Tally the lines of the listing that contain the word "ylabel", then give the total and nothing else.

- **Input rows**:
▶

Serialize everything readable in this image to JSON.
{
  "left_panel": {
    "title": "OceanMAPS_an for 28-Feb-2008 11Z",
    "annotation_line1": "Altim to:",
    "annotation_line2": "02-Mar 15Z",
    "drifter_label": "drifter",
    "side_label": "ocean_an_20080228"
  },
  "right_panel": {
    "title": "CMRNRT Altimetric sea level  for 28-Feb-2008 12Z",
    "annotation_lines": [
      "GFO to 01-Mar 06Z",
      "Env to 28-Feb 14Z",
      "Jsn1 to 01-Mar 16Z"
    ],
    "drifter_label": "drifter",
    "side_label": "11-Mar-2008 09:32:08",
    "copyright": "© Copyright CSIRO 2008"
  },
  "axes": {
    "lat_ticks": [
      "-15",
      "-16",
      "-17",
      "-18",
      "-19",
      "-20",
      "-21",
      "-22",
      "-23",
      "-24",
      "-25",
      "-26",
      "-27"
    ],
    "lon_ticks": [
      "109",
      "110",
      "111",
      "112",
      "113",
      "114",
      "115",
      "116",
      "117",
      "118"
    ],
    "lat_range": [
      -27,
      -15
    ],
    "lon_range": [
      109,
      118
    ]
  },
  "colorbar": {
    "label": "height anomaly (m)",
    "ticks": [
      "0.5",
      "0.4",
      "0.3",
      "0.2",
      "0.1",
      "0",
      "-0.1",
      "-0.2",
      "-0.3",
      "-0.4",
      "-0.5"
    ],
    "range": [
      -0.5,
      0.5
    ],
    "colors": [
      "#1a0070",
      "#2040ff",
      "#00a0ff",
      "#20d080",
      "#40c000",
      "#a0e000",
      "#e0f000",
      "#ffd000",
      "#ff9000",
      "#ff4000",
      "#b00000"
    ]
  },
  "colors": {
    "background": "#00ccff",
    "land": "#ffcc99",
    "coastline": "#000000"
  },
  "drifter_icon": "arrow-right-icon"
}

◀
▶

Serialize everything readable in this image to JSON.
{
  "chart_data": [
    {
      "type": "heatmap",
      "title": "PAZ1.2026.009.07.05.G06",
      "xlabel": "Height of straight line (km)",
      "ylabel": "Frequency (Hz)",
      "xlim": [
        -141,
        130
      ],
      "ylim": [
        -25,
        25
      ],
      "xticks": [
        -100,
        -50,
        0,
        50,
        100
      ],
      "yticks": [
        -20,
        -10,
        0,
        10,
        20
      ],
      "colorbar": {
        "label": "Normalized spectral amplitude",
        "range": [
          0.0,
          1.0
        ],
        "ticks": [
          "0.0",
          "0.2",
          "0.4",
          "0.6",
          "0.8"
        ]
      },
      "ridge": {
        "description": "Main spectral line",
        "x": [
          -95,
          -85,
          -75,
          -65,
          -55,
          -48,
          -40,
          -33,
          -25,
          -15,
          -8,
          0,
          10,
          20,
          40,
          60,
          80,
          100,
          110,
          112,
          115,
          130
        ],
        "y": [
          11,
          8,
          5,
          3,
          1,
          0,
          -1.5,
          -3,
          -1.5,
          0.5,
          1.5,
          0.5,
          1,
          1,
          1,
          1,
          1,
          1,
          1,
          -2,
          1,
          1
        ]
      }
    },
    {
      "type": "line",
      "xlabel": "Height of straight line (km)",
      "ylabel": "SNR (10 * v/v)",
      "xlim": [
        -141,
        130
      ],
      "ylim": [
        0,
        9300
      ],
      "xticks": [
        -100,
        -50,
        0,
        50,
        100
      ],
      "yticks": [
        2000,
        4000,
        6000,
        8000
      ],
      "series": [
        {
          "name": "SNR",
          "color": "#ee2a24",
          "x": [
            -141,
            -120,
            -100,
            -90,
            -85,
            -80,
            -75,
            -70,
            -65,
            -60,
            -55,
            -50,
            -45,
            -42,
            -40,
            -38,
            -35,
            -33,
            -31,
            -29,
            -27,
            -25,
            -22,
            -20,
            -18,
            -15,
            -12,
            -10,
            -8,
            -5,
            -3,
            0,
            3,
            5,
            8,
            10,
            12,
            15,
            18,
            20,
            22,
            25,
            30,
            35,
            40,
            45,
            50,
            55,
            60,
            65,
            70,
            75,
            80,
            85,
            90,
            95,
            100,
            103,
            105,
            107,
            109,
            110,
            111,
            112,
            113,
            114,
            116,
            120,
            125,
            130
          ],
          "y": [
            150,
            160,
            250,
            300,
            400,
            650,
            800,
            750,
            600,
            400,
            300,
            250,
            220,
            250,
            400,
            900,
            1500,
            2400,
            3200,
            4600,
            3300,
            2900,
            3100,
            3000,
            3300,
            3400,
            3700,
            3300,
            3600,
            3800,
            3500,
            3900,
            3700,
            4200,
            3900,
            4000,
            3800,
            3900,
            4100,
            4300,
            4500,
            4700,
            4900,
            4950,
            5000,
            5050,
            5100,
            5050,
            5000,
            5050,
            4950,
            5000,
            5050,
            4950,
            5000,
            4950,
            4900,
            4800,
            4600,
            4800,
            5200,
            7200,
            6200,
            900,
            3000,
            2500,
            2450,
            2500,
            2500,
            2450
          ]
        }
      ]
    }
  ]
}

◀
▶

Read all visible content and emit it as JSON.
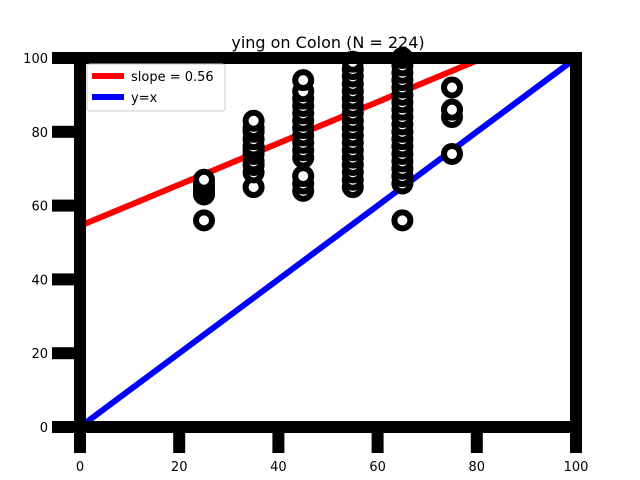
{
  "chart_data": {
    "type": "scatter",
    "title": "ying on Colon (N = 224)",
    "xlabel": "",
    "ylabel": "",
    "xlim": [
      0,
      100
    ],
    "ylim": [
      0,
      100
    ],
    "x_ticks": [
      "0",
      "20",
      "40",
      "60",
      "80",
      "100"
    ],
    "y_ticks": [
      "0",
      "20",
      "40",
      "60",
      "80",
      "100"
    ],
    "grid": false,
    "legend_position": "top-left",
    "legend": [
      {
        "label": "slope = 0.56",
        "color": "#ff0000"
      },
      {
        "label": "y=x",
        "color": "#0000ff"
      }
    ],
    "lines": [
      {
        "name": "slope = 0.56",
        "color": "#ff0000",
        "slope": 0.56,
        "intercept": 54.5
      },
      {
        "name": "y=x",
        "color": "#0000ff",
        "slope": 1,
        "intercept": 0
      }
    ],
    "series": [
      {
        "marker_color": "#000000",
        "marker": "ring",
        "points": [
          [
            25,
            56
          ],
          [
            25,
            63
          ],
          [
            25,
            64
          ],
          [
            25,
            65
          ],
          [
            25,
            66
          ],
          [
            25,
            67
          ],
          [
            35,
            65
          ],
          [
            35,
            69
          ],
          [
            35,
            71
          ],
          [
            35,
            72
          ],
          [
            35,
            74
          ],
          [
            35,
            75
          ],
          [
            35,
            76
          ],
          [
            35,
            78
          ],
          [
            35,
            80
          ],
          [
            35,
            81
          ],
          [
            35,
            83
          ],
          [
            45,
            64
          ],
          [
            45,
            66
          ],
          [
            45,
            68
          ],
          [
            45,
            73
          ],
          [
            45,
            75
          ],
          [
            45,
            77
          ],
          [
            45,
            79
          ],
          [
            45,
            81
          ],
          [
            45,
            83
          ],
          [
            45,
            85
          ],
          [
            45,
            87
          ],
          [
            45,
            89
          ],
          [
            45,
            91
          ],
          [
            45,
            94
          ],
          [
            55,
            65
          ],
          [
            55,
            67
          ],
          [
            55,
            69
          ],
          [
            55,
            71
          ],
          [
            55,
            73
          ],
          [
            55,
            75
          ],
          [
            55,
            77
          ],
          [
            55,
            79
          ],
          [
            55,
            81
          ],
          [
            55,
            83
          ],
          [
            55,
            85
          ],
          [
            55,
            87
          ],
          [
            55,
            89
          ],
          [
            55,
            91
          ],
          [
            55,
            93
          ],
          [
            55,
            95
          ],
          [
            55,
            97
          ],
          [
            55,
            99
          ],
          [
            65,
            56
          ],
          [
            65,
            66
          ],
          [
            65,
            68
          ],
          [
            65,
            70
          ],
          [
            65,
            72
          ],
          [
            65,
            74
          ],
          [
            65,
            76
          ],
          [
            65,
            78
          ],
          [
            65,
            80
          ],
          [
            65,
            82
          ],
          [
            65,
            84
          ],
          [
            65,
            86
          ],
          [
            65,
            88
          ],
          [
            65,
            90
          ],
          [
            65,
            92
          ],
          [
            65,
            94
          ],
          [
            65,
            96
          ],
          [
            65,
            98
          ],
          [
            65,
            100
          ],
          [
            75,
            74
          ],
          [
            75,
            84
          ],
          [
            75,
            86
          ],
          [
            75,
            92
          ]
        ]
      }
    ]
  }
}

◀

- **Correct response**: 3